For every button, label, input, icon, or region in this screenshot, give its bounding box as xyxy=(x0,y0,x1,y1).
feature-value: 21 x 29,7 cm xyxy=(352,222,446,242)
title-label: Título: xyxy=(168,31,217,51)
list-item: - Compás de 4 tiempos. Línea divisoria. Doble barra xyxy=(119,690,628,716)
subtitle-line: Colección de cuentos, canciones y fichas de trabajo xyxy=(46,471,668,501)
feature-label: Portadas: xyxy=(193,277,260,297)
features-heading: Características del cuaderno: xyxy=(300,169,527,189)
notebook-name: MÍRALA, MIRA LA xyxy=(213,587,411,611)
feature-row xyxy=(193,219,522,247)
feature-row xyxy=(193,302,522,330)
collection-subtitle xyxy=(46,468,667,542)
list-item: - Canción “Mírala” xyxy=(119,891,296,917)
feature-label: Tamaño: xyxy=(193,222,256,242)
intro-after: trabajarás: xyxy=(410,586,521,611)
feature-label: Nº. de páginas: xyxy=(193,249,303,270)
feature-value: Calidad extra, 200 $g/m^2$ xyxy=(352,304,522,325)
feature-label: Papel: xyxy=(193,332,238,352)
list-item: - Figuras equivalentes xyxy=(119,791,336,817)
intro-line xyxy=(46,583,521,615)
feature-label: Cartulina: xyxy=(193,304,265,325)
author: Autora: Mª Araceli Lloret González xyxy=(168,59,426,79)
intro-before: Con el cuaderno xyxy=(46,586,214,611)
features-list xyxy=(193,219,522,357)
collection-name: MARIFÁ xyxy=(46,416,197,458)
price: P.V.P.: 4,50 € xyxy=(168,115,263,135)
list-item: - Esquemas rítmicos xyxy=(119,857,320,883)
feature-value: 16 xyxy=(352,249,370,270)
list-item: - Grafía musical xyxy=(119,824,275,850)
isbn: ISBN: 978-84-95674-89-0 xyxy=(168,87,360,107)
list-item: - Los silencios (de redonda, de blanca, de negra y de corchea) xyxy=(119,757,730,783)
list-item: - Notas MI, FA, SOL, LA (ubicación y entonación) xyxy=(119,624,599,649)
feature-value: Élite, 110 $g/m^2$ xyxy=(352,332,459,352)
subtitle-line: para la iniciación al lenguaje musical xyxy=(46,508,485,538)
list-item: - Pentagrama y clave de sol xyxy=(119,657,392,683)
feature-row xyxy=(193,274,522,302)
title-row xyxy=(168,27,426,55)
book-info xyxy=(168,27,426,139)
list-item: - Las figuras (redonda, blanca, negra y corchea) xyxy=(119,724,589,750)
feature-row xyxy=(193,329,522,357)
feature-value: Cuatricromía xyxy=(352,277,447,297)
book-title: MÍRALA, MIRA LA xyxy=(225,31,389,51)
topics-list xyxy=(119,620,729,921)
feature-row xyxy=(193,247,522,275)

________

## Directions
Locate each line of the data above that contains the word "negra", and copy those lines out in full.

## Result of this exercise
list-item: - Los silencios (de redonda, de blanca, de negra y de corchea) xyxy=(119,757,730,783)
list-item: - Las figuras (redonda, blanca, negra y corchea) xyxy=(119,724,589,750)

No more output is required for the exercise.